BRIEF - Each line of the entries below that holds "ipsum" is needed, copied in full.

INFORMATION SHOWN -

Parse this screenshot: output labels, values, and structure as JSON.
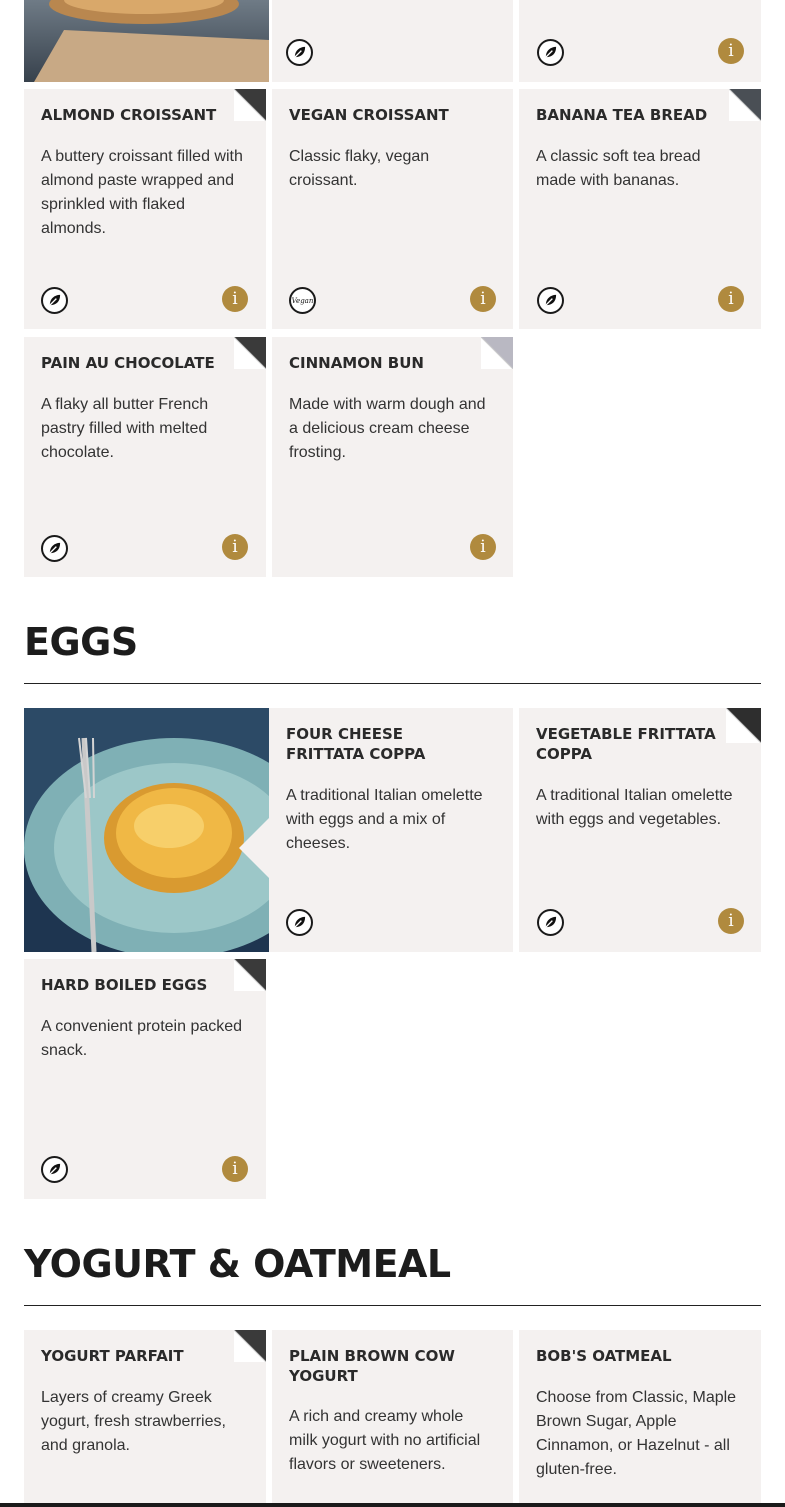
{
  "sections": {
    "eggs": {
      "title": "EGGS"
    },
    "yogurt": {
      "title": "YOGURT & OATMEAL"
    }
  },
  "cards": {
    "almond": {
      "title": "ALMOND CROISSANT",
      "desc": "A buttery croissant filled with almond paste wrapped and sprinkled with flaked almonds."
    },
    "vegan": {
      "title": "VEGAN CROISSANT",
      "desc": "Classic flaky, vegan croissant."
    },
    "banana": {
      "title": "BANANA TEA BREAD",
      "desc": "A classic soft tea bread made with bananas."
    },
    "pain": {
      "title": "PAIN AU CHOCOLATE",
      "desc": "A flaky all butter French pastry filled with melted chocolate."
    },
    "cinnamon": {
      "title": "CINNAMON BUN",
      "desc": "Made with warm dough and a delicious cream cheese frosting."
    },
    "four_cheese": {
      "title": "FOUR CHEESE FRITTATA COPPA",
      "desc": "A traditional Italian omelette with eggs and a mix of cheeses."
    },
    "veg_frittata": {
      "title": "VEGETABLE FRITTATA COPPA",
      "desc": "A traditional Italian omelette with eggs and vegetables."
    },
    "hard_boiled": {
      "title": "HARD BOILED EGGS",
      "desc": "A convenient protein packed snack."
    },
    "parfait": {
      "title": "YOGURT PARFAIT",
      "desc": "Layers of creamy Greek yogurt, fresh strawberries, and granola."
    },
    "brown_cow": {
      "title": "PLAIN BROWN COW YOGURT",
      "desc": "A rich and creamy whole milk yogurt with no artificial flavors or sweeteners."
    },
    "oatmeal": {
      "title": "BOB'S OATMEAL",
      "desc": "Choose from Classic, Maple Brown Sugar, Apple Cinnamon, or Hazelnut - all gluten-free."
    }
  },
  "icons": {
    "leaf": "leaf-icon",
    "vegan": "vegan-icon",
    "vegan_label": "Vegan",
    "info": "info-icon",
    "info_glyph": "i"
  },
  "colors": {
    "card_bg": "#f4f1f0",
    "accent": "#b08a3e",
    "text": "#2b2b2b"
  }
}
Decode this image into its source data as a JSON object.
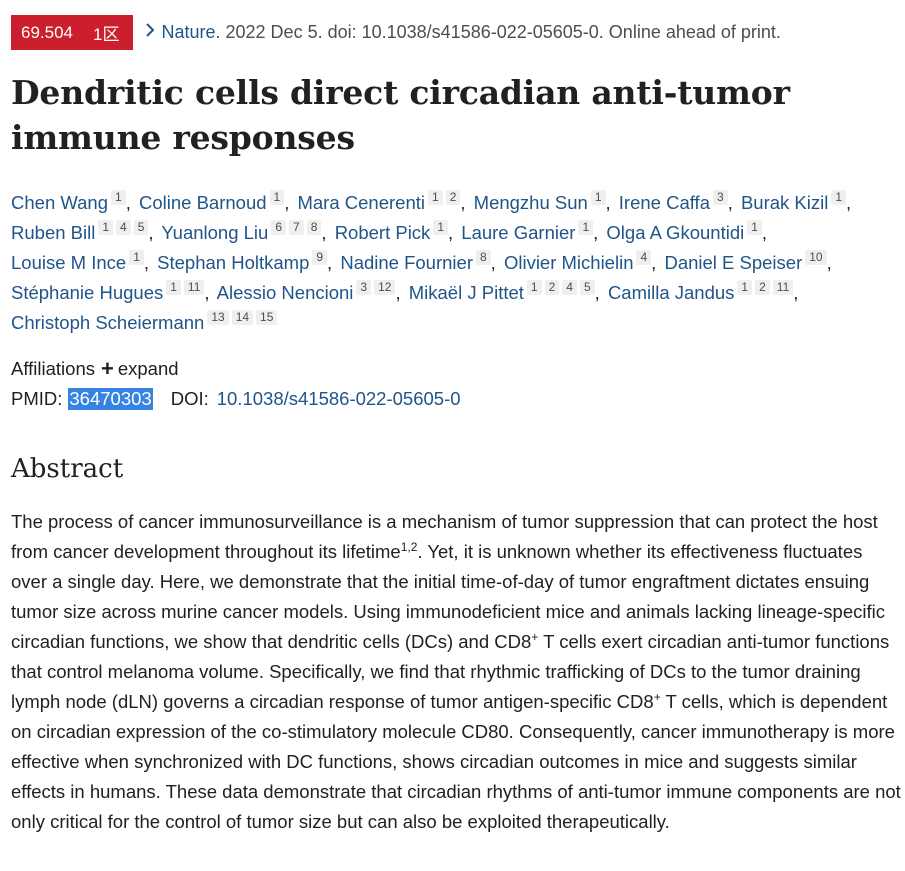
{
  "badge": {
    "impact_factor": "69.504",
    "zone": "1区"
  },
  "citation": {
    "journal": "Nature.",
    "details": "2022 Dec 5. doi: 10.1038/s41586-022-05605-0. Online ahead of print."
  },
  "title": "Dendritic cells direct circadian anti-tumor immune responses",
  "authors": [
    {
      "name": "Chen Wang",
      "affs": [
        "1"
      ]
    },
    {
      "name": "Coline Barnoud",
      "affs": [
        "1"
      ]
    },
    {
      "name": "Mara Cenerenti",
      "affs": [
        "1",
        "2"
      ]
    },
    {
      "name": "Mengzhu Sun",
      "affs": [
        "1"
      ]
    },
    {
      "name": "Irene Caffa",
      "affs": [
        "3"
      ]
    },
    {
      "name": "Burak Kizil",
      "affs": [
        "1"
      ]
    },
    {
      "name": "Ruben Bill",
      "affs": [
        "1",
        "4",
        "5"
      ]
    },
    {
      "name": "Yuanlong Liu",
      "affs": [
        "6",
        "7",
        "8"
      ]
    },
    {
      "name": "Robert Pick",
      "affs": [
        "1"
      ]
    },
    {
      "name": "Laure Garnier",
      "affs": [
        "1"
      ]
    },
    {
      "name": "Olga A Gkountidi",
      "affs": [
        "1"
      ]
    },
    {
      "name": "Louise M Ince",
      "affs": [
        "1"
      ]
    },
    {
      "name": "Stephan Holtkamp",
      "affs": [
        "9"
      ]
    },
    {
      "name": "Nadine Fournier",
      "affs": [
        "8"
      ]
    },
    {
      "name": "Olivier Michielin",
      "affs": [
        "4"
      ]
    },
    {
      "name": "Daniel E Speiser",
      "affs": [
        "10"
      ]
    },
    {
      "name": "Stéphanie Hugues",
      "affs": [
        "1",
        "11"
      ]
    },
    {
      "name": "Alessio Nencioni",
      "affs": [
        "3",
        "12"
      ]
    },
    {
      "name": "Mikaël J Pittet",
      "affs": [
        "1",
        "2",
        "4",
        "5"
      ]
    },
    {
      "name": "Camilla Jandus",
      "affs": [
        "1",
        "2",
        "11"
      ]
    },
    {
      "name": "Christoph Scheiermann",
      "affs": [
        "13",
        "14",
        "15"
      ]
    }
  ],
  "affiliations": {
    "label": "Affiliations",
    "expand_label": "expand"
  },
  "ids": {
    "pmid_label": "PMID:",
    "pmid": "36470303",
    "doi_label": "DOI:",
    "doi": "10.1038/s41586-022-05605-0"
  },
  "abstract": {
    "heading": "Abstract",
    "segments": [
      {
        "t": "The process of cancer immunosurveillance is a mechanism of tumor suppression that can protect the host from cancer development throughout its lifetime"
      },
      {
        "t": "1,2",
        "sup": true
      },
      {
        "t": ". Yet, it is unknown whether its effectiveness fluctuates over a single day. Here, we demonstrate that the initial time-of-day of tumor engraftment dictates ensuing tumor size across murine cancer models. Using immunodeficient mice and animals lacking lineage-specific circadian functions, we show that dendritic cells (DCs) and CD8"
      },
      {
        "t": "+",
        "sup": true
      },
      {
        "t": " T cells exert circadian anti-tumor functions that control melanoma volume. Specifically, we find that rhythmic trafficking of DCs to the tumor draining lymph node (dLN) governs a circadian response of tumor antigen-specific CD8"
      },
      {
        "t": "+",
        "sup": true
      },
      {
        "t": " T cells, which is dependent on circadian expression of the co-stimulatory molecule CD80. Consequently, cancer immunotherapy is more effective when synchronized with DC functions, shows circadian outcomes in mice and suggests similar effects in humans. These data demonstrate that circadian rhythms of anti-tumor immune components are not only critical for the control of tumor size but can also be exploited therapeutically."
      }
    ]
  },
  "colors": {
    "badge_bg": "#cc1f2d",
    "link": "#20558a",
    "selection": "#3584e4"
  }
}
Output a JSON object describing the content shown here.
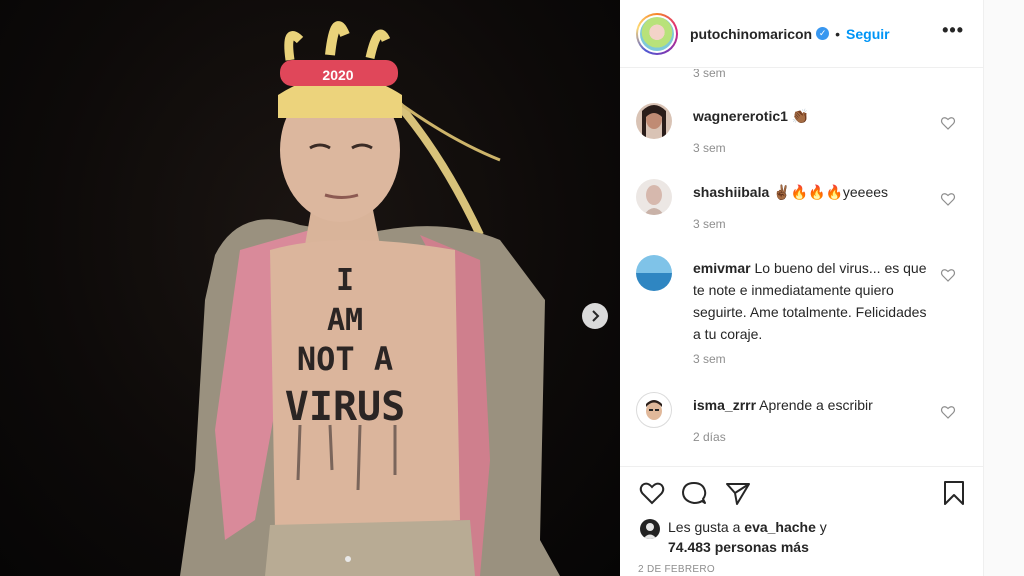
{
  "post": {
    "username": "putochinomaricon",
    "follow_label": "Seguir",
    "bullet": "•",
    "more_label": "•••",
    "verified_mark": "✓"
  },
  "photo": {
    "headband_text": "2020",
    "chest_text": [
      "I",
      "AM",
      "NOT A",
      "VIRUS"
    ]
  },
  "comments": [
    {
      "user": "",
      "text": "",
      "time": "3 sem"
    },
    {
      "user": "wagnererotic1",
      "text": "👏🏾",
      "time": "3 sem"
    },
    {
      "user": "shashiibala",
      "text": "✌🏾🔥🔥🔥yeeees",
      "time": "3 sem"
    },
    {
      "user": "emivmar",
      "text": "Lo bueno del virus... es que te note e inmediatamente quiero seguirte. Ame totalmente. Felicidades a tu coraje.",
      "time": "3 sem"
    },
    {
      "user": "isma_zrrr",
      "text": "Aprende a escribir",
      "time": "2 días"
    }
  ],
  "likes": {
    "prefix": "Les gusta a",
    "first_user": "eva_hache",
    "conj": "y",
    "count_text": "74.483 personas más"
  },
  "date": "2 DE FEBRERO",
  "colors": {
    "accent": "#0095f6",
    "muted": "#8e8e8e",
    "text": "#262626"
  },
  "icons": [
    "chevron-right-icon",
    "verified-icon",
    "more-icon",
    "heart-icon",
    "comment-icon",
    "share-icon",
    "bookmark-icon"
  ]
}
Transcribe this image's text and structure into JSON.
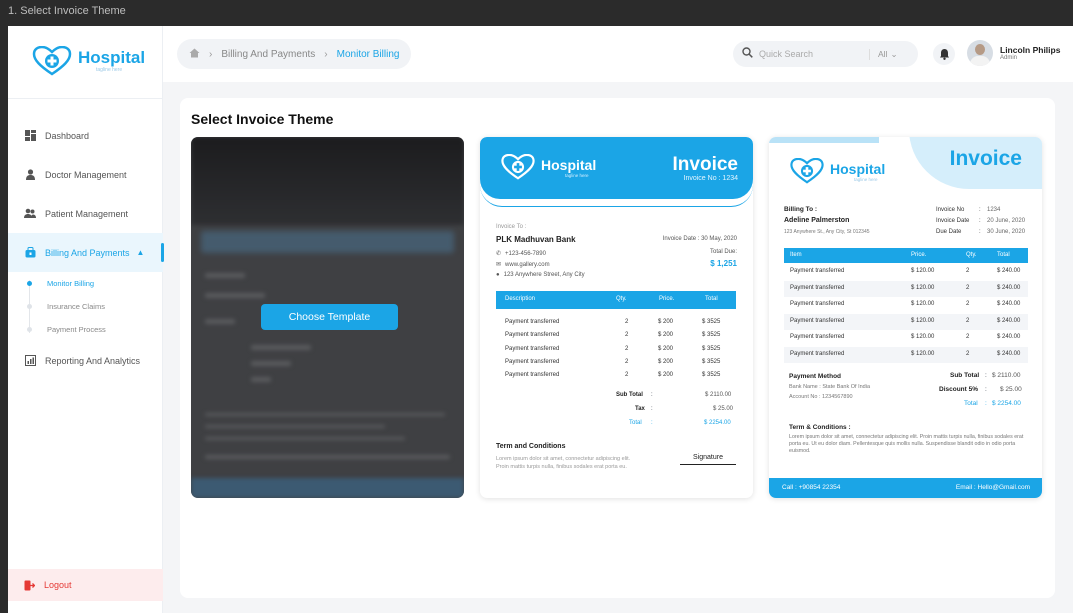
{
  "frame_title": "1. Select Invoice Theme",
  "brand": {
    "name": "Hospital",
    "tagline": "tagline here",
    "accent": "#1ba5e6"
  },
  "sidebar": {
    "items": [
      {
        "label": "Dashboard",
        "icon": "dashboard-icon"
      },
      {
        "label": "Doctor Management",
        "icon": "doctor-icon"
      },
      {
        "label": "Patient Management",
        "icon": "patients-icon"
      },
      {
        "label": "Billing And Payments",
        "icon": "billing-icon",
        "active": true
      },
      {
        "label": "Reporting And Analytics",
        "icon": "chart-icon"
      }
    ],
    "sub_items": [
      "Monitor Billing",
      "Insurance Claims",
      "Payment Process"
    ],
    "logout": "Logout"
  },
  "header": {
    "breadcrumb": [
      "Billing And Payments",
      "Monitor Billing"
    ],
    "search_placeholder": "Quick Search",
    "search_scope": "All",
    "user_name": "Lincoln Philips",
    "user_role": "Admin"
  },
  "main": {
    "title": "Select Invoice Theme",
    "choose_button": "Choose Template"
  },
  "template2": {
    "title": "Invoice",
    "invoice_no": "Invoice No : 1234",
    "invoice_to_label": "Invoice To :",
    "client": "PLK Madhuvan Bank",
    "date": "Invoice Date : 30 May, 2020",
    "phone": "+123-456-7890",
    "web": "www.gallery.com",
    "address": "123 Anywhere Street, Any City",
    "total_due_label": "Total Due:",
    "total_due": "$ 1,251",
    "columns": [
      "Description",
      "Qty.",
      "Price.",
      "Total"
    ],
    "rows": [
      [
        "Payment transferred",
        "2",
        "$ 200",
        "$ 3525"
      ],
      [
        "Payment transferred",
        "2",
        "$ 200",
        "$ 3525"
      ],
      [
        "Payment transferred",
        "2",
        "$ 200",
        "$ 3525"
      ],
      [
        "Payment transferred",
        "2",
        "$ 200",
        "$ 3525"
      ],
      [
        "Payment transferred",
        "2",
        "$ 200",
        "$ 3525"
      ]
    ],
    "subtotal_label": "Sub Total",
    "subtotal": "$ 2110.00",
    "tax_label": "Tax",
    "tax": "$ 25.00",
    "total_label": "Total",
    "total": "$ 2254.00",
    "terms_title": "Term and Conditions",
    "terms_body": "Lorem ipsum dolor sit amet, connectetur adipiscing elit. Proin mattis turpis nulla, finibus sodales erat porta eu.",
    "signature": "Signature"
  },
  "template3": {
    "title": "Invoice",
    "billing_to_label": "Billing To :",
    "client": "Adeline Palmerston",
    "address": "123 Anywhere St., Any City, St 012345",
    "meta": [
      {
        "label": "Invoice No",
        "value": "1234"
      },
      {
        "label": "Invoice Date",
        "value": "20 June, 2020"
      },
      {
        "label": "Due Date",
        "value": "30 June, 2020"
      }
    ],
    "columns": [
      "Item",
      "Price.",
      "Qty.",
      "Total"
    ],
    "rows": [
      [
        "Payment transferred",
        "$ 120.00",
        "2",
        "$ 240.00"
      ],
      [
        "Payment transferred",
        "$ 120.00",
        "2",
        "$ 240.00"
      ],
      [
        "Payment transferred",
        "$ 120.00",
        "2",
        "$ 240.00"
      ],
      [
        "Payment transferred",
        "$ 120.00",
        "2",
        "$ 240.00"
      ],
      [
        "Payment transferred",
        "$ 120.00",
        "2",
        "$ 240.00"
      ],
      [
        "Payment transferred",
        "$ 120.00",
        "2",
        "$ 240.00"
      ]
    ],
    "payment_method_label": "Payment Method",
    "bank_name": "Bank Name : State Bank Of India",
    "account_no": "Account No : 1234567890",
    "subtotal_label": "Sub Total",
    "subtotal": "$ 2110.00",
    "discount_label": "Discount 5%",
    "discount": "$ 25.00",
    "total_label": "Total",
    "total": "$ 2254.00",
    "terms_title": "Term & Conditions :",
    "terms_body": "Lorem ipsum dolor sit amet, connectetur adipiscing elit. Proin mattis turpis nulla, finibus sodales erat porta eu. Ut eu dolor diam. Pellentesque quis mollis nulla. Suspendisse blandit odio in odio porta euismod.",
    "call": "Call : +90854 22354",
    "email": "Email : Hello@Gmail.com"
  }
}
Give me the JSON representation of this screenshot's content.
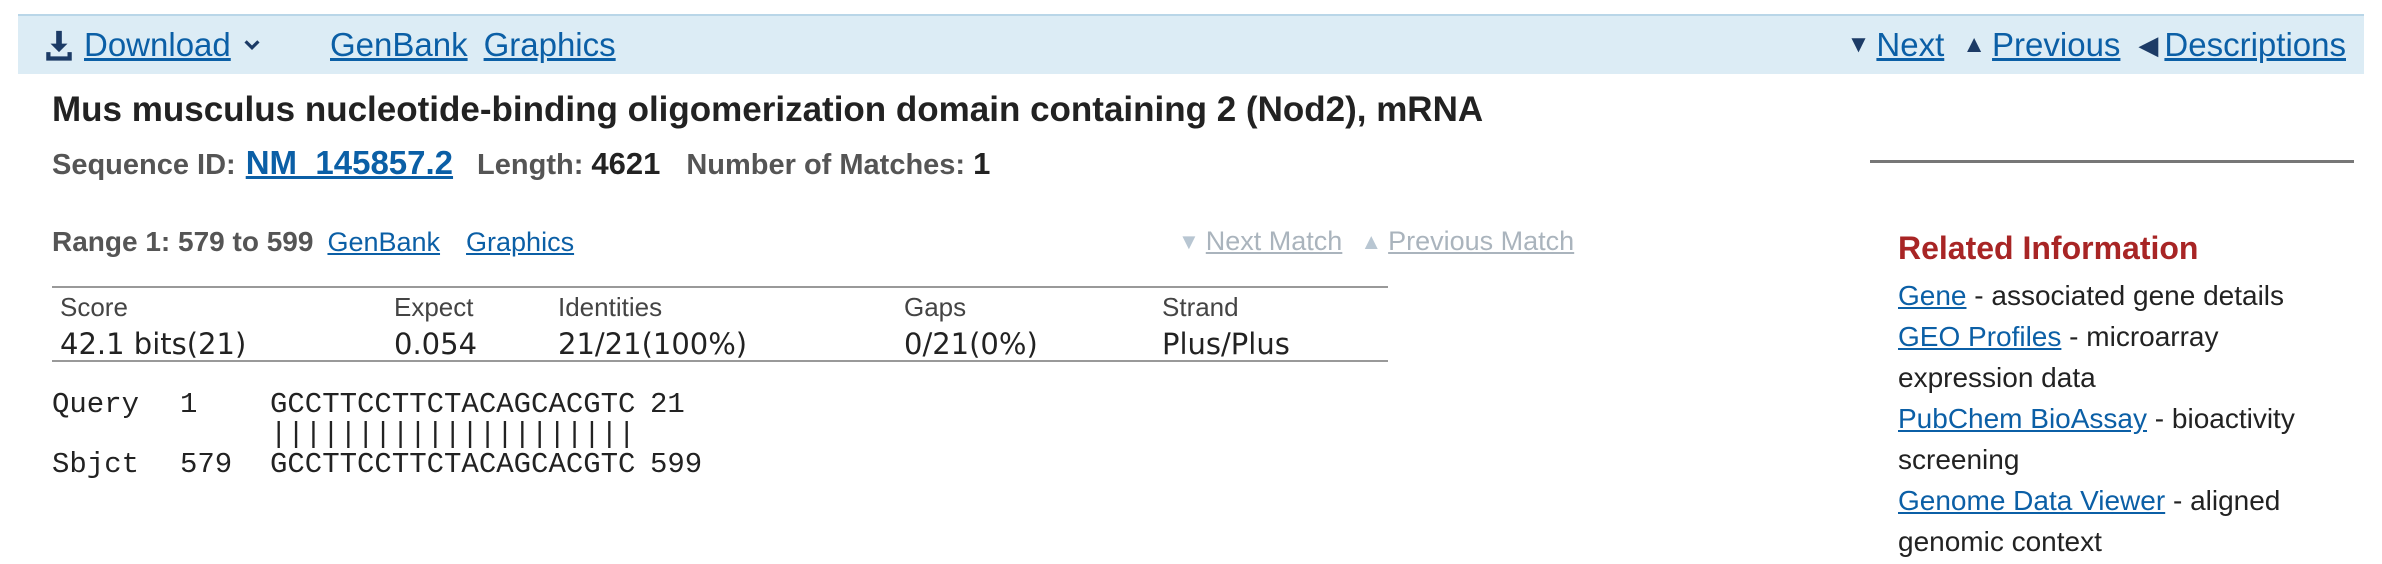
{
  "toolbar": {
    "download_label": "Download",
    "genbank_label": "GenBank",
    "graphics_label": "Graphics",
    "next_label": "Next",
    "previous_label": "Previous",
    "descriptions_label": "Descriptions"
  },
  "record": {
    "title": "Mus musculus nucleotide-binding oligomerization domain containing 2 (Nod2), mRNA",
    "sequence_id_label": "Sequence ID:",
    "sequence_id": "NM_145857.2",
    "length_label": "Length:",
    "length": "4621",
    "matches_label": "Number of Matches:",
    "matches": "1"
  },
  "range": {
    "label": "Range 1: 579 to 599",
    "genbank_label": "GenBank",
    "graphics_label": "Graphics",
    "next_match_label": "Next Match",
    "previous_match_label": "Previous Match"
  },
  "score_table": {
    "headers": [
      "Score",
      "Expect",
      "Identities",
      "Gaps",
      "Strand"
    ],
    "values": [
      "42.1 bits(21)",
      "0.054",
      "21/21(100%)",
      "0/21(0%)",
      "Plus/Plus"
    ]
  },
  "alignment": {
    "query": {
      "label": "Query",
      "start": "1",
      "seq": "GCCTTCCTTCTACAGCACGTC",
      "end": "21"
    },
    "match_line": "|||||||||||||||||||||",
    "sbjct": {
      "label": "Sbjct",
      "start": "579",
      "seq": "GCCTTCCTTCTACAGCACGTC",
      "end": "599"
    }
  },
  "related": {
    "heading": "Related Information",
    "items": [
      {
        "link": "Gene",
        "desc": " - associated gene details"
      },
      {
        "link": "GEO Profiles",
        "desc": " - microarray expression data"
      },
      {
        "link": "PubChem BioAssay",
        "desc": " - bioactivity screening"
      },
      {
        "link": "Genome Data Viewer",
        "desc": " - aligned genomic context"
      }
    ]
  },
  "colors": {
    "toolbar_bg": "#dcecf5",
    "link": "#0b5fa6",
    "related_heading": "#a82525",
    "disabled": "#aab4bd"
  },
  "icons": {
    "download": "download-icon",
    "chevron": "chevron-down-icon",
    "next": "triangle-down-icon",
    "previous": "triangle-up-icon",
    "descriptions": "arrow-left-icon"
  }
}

FINAL ANSWER -
    "terms_body": "Lorem ipsum dolor sit amet, connectetur adipiscing elit. Proin mattis turpis nulla, finibus sodales erat porta eu.",
    "terms_body": "Lorem ipsum dolor sit amet, connectetur adipiscing elit. Proin mattis turpis nulla, finibus sodales erat porta eu. Ut eu dolor diam. Pellentesque quis mollis nulla. Suspendisse blandit odio in odio porta euismod.",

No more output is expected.